■ **DIRECTIONS FOR THIS TASK**
Extract, from the listing that follows, each line containing the word "TransColor".
----- RECORDS TO USE
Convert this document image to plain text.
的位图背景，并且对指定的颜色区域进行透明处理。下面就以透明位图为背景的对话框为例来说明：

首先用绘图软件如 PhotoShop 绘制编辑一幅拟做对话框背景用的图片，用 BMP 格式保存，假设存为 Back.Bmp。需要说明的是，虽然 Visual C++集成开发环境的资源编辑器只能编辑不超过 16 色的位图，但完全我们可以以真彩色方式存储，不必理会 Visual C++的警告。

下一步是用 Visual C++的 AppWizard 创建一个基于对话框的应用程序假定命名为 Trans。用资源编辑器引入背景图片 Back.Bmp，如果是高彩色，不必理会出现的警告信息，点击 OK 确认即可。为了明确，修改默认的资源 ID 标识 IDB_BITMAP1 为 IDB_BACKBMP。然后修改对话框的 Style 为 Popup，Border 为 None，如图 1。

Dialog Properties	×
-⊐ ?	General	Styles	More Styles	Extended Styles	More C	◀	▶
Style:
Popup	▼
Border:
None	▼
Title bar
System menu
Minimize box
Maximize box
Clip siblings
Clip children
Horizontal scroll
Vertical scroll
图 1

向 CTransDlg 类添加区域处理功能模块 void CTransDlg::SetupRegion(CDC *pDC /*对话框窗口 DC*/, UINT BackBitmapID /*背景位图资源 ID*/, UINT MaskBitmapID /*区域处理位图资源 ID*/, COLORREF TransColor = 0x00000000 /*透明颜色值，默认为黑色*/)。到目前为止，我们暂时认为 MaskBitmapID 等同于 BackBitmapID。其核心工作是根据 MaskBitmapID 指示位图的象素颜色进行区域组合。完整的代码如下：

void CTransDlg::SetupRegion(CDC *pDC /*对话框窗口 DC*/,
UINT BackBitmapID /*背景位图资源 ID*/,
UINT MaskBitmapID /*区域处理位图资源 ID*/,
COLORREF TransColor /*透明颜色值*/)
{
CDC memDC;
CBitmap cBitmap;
----------
■ **ANSWER TO THIS PROBLEM**
向 CTransDlg 类添加区域处理功能模块 void CTransDlg::SetupRegion(CDC *pDC /*对话框窗口 DC*/, UINT BackBitmapID /*背景位图资源 ID*/, UINT MaskBitmapID /*区域处理位图资源 ID*/, COLORREF TransColor = 0x00000000 /*透明颜色值，默认为黑色*/)。到目前为止，我们暂时认为 MaskBitmapID 等同于 BackBitmapID。其核心工作是根据 MaskBitmapID 指示位图的象素颜色进行区域组合。完整的代码如下：
COLORREF TransColor /*透明颜色值*/)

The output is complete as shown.